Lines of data
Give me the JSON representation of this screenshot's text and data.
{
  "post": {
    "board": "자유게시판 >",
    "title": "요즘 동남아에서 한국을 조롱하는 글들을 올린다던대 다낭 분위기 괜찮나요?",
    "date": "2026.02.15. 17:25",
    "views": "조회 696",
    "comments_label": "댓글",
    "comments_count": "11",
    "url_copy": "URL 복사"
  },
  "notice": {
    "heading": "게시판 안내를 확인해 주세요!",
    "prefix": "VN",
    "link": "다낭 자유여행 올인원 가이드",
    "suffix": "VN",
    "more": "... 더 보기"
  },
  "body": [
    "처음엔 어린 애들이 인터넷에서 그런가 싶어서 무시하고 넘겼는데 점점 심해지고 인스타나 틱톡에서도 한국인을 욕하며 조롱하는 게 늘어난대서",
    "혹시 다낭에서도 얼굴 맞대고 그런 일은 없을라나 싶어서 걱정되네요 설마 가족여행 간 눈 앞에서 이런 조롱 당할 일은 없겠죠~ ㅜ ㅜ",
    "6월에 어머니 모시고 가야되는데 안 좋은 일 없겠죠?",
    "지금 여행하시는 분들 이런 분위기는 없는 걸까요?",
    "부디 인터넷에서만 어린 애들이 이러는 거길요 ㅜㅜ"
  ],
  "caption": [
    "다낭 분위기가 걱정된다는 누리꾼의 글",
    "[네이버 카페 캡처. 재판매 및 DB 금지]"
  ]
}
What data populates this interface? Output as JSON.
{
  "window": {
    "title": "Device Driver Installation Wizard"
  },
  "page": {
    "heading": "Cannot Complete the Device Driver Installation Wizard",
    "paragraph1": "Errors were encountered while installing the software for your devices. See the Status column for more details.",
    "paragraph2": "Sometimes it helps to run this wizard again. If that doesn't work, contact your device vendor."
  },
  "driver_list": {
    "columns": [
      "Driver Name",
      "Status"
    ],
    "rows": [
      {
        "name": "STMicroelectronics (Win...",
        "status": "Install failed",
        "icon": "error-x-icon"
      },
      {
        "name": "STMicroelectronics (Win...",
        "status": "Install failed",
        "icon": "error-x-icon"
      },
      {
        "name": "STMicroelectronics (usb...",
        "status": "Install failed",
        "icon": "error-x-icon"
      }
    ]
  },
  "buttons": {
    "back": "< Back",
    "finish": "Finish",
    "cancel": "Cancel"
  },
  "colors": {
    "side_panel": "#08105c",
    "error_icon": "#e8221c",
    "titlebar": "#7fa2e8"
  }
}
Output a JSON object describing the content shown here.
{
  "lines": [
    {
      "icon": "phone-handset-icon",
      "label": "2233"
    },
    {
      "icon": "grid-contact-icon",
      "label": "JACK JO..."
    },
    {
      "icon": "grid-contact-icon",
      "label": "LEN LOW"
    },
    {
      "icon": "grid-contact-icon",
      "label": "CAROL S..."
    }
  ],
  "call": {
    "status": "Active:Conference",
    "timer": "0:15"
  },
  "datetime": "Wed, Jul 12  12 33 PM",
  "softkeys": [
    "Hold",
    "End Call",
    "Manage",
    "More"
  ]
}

What you need to do> Across the records, how many lines contain "조롱하는"? Only the number should be given.

Reply> 2